* START DATA SHOWN *

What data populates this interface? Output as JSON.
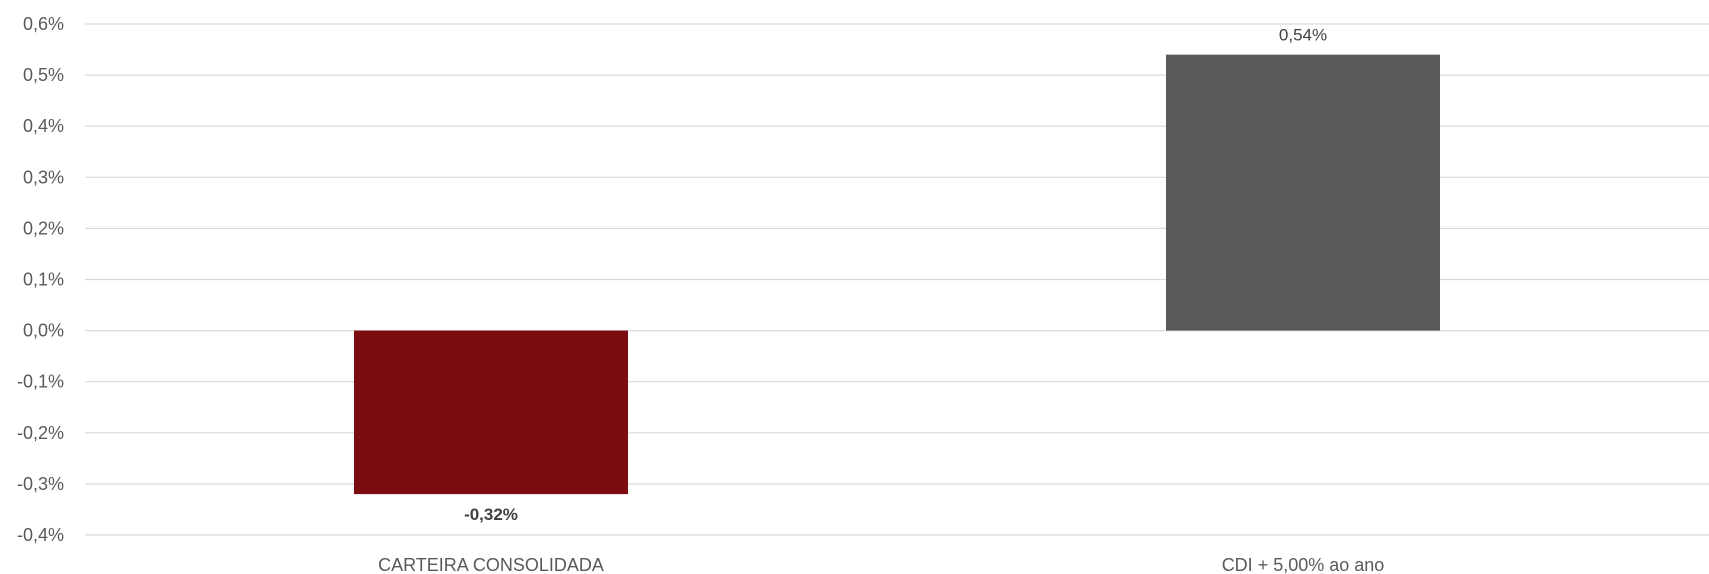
{
  "chart_data": {
    "type": "bar",
    "title": "",
    "xlabel": "",
    "ylabel": "",
    "categories": [
      "CARTEIRA CONSOLIDADA",
      "CDI + 5,00% ao ano"
    ],
    "values": [
      -0.32,
      0.54
    ],
    "data_labels": [
      "-0,32%",
      "0,54%"
    ],
    "data_labels_bold": [
      true,
      false
    ],
    "colors": [
      "#7B0D11",
      "#595959"
    ],
    "ylim": [
      -0.4,
      0.6
    ],
    "yticks": [
      -0.4,
      -0.3,
      -0.2,
      -0.1,
      0.0,
      0.1,
      0.2,
      0.3,
      0.4,
      0.5,
      0.6
    ],
    "ytick_labels": [
      "-0,4%",
      "-0,3%",
      "-0,2%",
      "-0,1%",
      "0,0%",
      "0,1%",
      "0,2%",
      "0,3%",
      "0,4%",
      "0,5%",
      "0,6%"
    ],
    "grid": true,
    "gridline_color": "#D9D9D9"
  }
}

* END DATA SHOWN *

**STATED PROBLEM**
Pictures appear in the records above. Output everything except them, exactly.

**RESPONSE**
What data populates this interface? Output as JSON.
{
  "chart_data": {
    "type": "bar",
    "title": "",
    "xlabel": "",
    "ylabel": "",
    "categories": [
      "CARTEIRA CONSOLIDADA",
      "CDI + 5,00% ao ano"
    ],
    "values": [
      -0.32,
      0.54
    ],
    "data_labels": [
      "-0,32%",
      "0,54%"
    ],
    "data_labels_bold": [
      true,
      false
    ],
    "colors": [
      "#7B0D11",
      "#595959"
    ],
    "ylim": [
      -0.4,
      0.6
    ],
    "yticks": [
      -0.4,
      -0.3,
      -0.2,
      -0.1,
      0.0,
      0.1,
      0.2,
      0.3,
      0.4,
      0.5,
      0.6
    ],
    "ytick_labels": [
      "-0,4%",
      "-0,3%",
      "-0,2%",
      "-0,1%",
      "0,0%",
      "0,1%",
      "0,2%",
      "0,3%",
      "0,4%",
      "0,5%",
      "0,6%"
    ],
    "grid": true,
    "gridline_color": "#D9D9D9"
  }
}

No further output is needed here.